Supplied records:
-.-.-
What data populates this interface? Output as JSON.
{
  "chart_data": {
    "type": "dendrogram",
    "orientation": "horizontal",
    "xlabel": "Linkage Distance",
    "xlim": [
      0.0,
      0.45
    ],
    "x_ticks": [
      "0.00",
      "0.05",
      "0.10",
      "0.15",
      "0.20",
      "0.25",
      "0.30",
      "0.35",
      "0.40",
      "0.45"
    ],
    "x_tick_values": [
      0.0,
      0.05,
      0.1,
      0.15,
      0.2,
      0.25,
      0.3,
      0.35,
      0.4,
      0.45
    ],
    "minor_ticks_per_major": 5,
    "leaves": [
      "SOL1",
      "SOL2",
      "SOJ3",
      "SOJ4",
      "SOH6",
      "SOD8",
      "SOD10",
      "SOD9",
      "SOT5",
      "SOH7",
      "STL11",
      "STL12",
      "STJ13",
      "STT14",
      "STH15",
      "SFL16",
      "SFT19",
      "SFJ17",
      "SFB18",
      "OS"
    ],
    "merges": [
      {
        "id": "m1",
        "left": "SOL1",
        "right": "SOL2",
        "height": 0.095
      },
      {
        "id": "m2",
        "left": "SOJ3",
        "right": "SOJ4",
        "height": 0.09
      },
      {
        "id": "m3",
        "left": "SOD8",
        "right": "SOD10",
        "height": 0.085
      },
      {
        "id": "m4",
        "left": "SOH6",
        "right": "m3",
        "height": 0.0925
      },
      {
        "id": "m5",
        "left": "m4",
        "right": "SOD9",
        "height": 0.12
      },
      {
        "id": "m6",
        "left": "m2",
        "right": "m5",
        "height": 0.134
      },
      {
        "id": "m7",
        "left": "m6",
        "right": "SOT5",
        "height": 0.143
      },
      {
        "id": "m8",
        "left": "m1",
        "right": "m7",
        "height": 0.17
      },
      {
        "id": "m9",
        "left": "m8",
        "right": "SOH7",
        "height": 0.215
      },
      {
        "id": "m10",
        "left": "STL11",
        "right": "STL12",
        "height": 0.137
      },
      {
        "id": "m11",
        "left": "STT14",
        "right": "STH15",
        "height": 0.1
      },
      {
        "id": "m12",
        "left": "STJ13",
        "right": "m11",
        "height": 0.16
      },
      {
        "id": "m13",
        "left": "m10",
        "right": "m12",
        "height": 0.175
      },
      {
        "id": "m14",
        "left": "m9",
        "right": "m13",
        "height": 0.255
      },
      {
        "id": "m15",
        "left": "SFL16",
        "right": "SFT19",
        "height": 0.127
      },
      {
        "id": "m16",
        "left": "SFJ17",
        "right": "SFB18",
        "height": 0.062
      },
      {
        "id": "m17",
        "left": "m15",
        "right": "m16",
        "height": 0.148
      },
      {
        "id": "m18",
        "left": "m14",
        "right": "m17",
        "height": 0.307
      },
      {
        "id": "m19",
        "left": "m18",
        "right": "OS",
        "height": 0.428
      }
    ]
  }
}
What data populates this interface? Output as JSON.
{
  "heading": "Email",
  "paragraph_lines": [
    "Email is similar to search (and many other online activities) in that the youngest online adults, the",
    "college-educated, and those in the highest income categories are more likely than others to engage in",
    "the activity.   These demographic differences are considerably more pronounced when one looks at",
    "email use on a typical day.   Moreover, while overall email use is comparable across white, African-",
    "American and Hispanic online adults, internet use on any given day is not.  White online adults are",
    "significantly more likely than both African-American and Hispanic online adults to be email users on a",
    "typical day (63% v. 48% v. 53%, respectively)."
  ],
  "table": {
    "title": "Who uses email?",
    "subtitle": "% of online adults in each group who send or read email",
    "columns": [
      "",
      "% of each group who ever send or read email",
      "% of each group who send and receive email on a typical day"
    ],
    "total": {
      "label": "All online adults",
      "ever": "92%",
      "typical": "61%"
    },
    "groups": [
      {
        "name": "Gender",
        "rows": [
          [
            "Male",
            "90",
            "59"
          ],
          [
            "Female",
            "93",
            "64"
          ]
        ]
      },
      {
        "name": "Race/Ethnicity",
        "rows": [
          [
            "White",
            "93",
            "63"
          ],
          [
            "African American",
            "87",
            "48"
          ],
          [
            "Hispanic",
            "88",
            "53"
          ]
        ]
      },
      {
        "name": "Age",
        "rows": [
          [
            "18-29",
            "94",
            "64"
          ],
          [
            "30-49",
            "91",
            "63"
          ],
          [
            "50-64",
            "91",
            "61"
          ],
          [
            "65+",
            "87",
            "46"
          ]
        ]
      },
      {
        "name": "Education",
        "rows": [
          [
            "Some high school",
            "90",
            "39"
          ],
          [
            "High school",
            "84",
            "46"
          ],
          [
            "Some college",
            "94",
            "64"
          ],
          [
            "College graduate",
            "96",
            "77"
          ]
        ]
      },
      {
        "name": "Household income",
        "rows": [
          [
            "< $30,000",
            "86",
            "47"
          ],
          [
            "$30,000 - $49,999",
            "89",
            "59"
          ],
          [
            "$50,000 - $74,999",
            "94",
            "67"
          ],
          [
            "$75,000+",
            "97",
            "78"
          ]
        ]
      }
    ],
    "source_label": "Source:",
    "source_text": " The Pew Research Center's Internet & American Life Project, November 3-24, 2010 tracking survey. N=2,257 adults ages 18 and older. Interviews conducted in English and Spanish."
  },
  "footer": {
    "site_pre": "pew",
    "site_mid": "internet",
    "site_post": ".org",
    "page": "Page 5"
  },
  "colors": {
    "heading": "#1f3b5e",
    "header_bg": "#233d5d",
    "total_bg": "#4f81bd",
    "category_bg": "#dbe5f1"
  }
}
-.-.-
Instructions for the task:
Show each line of the listing that holds the string "African".

Written response:
    "email use on a typical day.   Moreover, while overall email use is comparable across white, African-",
    "significantly more likely than both African-American and Hispanic online adults to be email users on a",
            "African American",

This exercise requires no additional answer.